#### Stated goal
Pick out all lines with the word "Elapsed" from the records that follow.

'''

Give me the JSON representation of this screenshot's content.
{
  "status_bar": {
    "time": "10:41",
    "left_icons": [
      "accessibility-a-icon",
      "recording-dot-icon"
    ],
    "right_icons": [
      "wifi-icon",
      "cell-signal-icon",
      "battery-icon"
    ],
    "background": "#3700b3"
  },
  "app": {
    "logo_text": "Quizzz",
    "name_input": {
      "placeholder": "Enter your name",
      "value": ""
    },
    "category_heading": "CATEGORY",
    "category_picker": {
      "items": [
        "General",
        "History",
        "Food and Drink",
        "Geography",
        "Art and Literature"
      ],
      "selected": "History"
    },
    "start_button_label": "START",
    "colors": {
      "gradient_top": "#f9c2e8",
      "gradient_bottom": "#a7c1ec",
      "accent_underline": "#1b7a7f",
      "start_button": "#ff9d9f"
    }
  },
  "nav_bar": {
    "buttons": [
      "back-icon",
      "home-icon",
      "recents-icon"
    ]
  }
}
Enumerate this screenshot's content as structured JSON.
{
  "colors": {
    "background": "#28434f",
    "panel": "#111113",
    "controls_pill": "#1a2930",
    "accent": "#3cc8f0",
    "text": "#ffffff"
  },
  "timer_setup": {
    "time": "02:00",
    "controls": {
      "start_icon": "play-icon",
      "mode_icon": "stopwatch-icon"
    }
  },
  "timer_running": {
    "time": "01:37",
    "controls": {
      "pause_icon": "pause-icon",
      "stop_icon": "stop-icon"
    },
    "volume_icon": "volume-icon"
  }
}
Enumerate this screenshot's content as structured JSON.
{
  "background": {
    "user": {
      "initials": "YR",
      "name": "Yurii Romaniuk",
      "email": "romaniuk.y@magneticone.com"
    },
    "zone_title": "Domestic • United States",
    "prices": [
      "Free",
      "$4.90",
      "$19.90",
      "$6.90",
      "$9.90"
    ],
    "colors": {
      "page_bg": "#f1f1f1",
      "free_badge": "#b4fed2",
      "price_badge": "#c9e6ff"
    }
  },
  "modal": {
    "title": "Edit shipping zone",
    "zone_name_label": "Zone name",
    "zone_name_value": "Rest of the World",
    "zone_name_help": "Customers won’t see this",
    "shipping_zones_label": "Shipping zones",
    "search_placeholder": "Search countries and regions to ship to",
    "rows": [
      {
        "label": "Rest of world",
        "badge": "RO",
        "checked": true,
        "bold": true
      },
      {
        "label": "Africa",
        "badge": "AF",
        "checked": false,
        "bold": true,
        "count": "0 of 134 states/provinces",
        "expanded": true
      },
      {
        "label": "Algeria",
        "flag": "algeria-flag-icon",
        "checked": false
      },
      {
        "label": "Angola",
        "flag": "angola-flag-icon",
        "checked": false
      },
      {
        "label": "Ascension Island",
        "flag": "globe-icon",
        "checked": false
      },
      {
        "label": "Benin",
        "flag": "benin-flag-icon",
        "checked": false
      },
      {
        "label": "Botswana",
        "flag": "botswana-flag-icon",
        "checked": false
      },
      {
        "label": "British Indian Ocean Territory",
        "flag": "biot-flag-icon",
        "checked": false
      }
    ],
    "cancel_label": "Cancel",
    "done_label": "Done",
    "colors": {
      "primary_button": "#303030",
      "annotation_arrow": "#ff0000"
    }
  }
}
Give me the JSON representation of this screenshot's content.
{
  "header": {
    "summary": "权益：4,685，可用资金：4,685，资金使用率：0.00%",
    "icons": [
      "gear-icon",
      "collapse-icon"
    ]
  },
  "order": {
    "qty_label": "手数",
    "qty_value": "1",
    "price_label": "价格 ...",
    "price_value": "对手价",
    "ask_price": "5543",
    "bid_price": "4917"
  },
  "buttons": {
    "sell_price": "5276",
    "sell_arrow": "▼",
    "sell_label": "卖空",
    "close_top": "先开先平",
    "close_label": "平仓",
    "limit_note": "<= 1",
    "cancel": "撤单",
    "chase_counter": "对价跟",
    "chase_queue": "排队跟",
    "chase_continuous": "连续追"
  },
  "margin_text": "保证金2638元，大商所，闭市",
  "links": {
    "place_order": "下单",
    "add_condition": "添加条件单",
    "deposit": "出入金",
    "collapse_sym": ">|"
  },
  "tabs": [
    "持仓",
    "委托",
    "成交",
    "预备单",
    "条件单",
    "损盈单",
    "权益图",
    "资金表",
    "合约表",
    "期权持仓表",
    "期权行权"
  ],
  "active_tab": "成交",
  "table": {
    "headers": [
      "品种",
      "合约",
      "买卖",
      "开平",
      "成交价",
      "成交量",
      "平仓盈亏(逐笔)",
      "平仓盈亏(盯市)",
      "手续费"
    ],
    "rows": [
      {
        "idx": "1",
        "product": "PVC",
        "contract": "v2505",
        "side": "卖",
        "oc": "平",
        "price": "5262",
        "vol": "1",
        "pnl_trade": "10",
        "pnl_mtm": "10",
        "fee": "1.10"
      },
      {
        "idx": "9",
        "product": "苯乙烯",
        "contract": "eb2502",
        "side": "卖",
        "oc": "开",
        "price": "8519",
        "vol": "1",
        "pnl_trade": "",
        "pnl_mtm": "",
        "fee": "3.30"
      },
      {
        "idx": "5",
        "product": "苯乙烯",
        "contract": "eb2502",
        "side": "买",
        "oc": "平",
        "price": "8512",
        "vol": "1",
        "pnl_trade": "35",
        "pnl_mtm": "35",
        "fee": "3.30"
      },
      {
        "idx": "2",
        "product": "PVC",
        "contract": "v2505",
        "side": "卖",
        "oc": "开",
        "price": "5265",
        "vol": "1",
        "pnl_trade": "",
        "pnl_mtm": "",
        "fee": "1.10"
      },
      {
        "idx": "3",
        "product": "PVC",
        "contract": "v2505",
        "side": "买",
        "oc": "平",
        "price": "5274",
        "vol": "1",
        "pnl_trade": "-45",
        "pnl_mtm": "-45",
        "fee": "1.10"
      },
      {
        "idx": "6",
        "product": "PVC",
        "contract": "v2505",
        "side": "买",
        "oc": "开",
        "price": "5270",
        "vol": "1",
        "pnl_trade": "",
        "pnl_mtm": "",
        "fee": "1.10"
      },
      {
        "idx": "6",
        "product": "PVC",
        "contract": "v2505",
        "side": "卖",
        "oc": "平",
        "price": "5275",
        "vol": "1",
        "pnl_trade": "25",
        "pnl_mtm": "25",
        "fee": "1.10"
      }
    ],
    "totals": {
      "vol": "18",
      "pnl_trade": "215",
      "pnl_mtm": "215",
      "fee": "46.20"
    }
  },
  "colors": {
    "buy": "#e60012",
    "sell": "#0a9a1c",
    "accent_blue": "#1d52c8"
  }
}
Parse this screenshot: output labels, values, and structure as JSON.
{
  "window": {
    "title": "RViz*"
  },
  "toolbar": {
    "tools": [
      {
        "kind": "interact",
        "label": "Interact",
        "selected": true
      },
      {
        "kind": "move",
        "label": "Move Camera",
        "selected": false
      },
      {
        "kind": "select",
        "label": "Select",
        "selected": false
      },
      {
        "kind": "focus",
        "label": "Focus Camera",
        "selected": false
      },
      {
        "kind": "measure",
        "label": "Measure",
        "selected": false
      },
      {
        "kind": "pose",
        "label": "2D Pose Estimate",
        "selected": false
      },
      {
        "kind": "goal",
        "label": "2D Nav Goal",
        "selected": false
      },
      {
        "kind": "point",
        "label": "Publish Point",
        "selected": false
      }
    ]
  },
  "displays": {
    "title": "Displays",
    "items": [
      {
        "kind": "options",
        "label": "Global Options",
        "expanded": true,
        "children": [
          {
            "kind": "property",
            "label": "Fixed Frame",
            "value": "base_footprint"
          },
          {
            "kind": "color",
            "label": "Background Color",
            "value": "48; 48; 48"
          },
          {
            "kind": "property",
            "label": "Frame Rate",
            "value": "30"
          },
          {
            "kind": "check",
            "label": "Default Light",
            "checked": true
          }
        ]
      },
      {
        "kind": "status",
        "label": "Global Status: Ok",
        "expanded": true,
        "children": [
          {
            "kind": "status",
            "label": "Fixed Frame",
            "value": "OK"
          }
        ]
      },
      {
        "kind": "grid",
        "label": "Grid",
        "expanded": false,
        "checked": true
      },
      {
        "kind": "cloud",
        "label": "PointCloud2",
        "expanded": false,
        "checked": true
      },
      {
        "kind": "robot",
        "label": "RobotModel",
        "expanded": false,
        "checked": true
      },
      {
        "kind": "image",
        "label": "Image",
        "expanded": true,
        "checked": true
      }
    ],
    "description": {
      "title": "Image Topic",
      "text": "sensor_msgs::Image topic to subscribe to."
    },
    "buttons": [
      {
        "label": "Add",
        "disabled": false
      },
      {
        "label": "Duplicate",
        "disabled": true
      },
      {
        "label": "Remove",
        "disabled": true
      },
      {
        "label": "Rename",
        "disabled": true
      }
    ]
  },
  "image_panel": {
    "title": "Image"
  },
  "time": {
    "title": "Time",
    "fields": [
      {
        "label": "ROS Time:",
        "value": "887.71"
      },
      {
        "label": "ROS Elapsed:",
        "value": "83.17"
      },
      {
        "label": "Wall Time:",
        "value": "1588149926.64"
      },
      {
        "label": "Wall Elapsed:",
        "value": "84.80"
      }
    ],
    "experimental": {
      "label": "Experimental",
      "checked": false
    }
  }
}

'''

#### Solution to the problem
        "label": "ROS Elapsed:",
        "label": "Wall Elapsed:",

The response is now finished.